_Written exercise_:
Identify the lines that include the word "этом", then copy all of them.

_Information provided_:
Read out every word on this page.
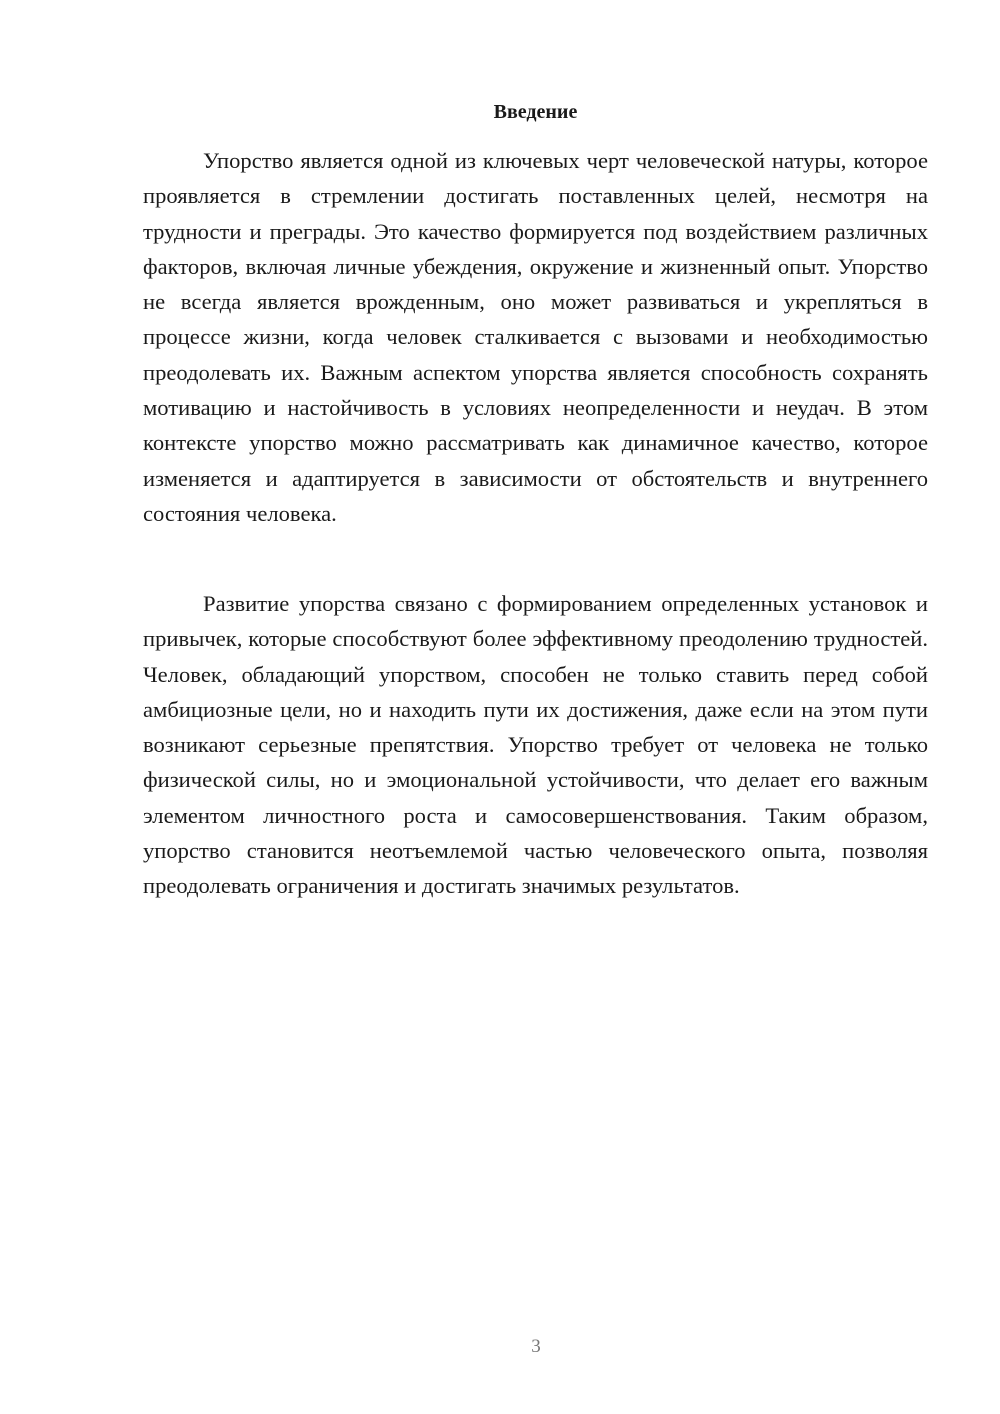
Введение

Упорство является одной из ключевых черт человеческой натуры, которое проявляется в стремлении достигать поставленных целей, несмотря на трудности и преграды. Это качество формируется под воздействием различных факторов, включая личные убеждения, окружение и жизненный опыт. Упорство не всегда является врожденным, оно может развиваться и укрепляться в процессе жизни, когда человек сталкивается с вызовами и необходимостью преодолевать их. Важным аспектом упорства является способность сохранять мотивацию и настойчивость в условиях неопределенности и неудач. В этом контексте упорство можно рассматривать как динамичное качество, которое изменяется и адаптируется в зависимости от обстоятельств и внутреннего состояния человека.

Развитие упорства связано с формированием определенных установок и привычек, которые способствуют более эффективному преодолению трудностей. Человек, обладающий упорством, способен не только ставить перед собой амбициозные цели, но и находить пути их достижения, даже если на этом пути возникают серьезные препятствия. Упорство требует от человека не только физической силы, но и эмоциональной устойчивости, что делает его важным элементом личностного роста и самосовершенствования. Таким образом, упорство становится неотъемлемой частью человеческого опыта, позволяя преодолевать ограничения и достигать значимых результатов.

3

_Output for this exercise_:
Упорство является одной из ключевых черт человеческой натуры, которое проявляется в стремлении достигать поставленных целей, несмотря на трудности и преграды. Это качество формируется под воздействием различных факторов, включая личные убеждения, окружение и жизненный опыт. Упорство не всегда является врожденным, оно может развиваться и укрепляться в процессе жизни, когда человек сталкивается с вызовами и необходимостью преодолевать их. Важным аспектом упорства является способность сохранять мотивацию и настойчивость в условиях неопределенности и неудач. В этом контексте упорство можно рассматривать как динамичное качество, которое изменяется и адаптируется в зависимости от обстоятельств и внутреннего состояния человека.
Развитие упорства связано с формированием определенных установок и привычек, которые способствуют более эффективному преодолению трудностей. Человек, обладающий упорством, способен не только ставить перед собой амбициозные цели, но и находить пути их достижения, даже если на этом пути возникают серьезные препятствия. Упорство требует от человека не только физической силы, но и эмоциональной устойчивости, что делает его важным элементом личностного роста и самосовершенствования. Таким образом, упорство становится неотъемлемой частью человеческого опыта, позволяя преодолевать ограничения и достигать значимых результатов.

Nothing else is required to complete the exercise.